▶ [Work required]:
Pictures stay out of your copy, but everything else in the records below must be repeated exactly.

▶ [Listing]:
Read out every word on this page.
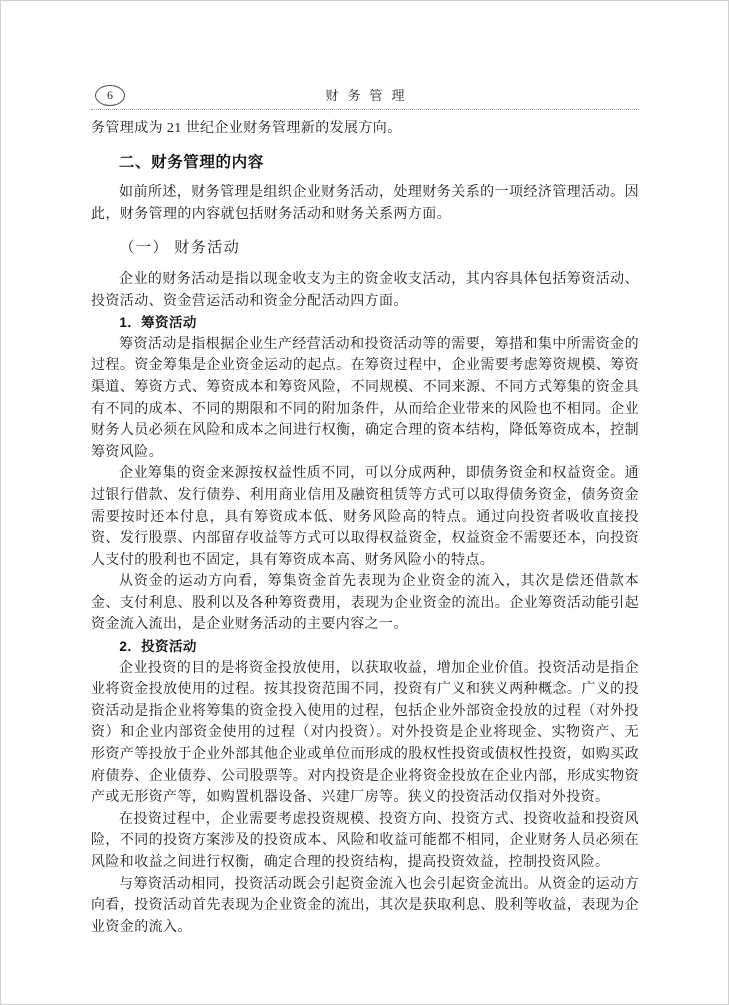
6	财务管理
务管理成为 21 世纪企业财务管理新的发展方向。
二、财务管理的内容
如前所述，财务管理是组织企业财务活动，处理财务关系的一项经济管理活动。因此，财务管理的内容就包括财务活动和财务关系两方面。
（一） 财务活动
企业的财务活动是指以现金收支为主的资金收支活动，其内容具体包括筹资活动、投资活动、资金营运活动和资金分配活动四方面。
1．筹资活动
筹资活动是指根据企业生产经营活动和投资活动等的需要，筹措和集中所需资金的过程。资金筹集是企业资金运动的起点。在筹资过程中，企业需要考虑筹资规模、筹资渠道、筹资方式、筹资成本和筹资风险，不同规模、不同来源、不同方式筹集的资金具有不同的成本、不同的期限和不同的附加条件，从而给企业带来的风险也不相同。企业财务人员必须在风险和成本之间进行权衡，确定合理的资本结构，降低筹资成本，控制筹资风险。
企业筹集的资金来源按权益性质不同，可以分成两种，即债务资金和权益资金。通过银行借款、发行债券、利用商业信用及融资租赁等方式可以取得债务资金，债务资金需要按时还本付息，具有筹资成本低、财务风险高的特点。通过向投资者吸收直接投资、发行股票、内部留存收益等方式可以取得权益资金，权益资金不需要还本，向投资人支付的股利也不固定，具有筹资成本高、财务风险小的特点。
从资金的运动方向看，筹集资金首先表现为企业资金的流入，其次是偿还借款本金、支付利息、股利以及各种筹资费用，表现为企业资金的流出。企业筹资活动能引起资金流入流出，是企业财务活动的主要内容之一。
2．投资活动
企业投资的目的是将资金投放使用，以获取收益，增加企业价值。投资活动是指企业将资金投放使用的过程。按其投资范围不同，投资有广义和狭义两种概念。广义的投资活动是指企业将筹集的资金投入使用的过程，包括企业外部资金投放的过程（对外投资）和企业内部资金使用的过程（对内投资）。对外投资是企业将现金、实物资产、无形资产等投放于企业外部其他企业或单位而形成的股权性投资或债权性投资，如购买政府债券、企业债券、公司股票等。对内投资是企业将资金投放在企业内部，形成实物资产或无形资产等，如购置机器设备、兴建厂房等。狭义的投资活动仅指对外投资。
在投资过程中，企业需要考虑投资规模、投资方向、投资方式、投资收益和投资风险，不同的投资方案涉及的投资成本、风险和收益可能都不相同，企业财务人员必须在风险和收益之间进行权衡，确定合理的投资结构，提高投资效益，控制投资风险。
与筹资活动相同，投资活动既会引起资金流入也会引起资金流出。从资金的运动方向看，投资活动首先表现为企业资金的流出，其次是获取利息、股利等收益，表现为企业资金的流入。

▶ [Result of the exercise]:
Read out every word on this page.
6	财务管理
务管理成为 21 世纪企业财务管理新的发展方向。
二、财务管理的内容
如前所述，财务管理是组织企业财务活动，处理财务关系的一项经济管理活动。因此，财务管理的内容就包括财务活动和财务关系两方面。
（一） 财务活动
企业的财务活动是指以现金收支为主的资金收支活动，其内容具体包括筹资活动、投资活动、资金营运活动和资金分配活动四方面。
1．筹资活动
筹资活动是指根据企业生产经营活动和投资活动等的需要，筹措和集中所需资金的过程。资金筹集是企业资金运动的起点。在筹资过程中，企业需要考虑筹资规模、筹资渠道、筹资方式、筹资成本和筹资风险，不同规模、不同来源、不同方式筹集的资金具有不同的成本、不同的期限和不同的附加条件，从而给企业带来的风险也不相同。企业财务人员必须在风险和成本之间进行权衡，确定合理的资本结构，降低筹资成本，控制筹资风险。
企业筹集的资金来源按权益性质不同，可以分成两种，即债务资金和权益资金。通过银行借款、发行债券、利用商业信用及融资租赁等方式可以取得债务资金，债务资金需要按时还本付息，具有筹资成本低、财务风险高的特点。通过向投资者吸收直接投资、发行股票、内部留存收益等方式可以取得权益资金，权益资金不需要还本，向投资人支付的股利也不固定，具有筹资成本高、财务风险小的特点。
从资金的运动方向看，筹集资金首先表现为企业资金的流入，其次是偿还借款本金、支付利息、股利以及各种筹资费用，表现为企业资金的流出。企业筹资活动能引起资金流入流出，是企业财务活动的主要内容之一。
2．投资活动
企业投资的目的是将资金投放使用，以获取收益，增加企业价值。投资活动是指企业将资金投放使用的过程。按其投资范围不同，投资有广义和狭义两种概念。广义的投资活动是指企业将筹集的资金投入使用的过程，包括企业外部资金投放的过程（对外投资）和企业内部资金使用的过程（对内投资）。对外投资是企业将现金、实物资产、无形资产等投放于企业外部其他企业或单位而形成的股权性投资或债权性投资，如购买政府债券、企业债券、公司股票等。对内投资是企业将资金投放在企业内部，形成实物资产或无形资产等，如购置机器设备、兴建厂房等。狭义的投资活动仅指对外投资。
在投资过程中，企业需要考虑投资规模、投资方向、投资方式、投资收益和投资风险，不同的投资方案涉及的投资成本、风险和收益可能都不相同，企业财务人员必须在风险和收益之间进行权衡，确定合理的投资结构，提高投资效益，控制投资风险。
与筹资活动相同，投资活动既会引起资金流入也会引起资金流出。从资金的运动方向看，投资活动首先表现为企业资金的流出，其次是获取利息、股利等收益，表现为企业资金的流入。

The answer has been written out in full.